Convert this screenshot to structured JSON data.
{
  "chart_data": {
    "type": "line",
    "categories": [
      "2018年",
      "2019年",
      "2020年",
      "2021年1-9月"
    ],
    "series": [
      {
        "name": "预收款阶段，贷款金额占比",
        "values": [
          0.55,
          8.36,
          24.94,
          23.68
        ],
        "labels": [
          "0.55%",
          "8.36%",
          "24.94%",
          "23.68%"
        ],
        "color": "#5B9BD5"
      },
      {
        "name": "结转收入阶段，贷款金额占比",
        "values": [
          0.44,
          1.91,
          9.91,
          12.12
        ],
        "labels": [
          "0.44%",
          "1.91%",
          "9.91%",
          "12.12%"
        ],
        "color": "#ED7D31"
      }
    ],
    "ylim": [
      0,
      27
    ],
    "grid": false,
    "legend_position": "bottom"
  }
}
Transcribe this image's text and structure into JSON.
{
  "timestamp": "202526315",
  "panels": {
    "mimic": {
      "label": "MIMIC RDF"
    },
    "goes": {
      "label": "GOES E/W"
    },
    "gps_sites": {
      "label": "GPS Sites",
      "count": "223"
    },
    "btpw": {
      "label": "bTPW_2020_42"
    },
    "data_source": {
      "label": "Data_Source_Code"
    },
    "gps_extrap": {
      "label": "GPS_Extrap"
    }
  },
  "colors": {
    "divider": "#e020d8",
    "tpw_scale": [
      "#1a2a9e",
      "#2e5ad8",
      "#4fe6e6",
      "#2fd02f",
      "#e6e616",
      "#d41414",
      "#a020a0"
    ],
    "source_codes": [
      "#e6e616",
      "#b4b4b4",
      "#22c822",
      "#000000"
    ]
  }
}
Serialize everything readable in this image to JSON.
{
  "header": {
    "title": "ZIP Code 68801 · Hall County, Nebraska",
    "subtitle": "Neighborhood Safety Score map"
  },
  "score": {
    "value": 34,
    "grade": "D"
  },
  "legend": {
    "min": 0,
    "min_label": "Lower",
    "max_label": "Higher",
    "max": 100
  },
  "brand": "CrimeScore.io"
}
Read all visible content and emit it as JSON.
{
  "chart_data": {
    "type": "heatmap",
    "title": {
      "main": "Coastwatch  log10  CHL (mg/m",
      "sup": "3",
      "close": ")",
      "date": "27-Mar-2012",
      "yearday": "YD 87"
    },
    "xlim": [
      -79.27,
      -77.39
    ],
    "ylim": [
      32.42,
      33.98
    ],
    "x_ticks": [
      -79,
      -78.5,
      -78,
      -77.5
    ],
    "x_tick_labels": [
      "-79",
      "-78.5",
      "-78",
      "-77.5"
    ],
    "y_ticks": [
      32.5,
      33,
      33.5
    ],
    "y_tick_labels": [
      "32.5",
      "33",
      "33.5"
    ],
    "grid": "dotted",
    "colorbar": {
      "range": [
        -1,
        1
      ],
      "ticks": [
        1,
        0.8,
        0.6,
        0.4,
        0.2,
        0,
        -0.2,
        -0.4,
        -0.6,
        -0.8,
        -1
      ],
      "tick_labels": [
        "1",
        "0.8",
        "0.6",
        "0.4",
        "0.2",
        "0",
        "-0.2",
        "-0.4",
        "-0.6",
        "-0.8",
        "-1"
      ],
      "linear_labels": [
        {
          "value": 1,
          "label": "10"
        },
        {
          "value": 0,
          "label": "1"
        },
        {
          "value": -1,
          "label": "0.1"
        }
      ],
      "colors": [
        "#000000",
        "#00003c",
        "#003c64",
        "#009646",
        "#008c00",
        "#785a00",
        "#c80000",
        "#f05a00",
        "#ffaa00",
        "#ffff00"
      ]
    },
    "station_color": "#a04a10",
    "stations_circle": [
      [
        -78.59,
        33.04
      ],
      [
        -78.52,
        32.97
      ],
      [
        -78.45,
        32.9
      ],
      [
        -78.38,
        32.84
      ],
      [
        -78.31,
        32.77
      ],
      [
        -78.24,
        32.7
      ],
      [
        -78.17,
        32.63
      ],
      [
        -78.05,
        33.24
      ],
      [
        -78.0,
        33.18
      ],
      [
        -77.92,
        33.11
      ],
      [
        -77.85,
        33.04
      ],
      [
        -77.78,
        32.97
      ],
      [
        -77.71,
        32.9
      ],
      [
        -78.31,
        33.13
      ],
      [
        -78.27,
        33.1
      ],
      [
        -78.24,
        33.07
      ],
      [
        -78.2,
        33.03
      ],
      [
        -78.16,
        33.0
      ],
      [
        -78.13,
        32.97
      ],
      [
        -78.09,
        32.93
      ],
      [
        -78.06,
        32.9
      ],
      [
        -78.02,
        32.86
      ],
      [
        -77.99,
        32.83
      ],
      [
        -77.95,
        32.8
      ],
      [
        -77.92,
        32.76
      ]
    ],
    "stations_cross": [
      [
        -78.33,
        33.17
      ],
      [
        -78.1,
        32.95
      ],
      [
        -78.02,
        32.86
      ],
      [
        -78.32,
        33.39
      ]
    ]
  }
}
○ ○ ○ ○ ○ ○ ○
_GIVEN INSTRUCTION_.
Search the entries for the word "贷款金额占比", then gather every line that has it.

_THE COMPLETED TASK_.
        "name": "预收款阶段，贷款金额占比",
        "name": "结转收入阶段，贷款金额占比",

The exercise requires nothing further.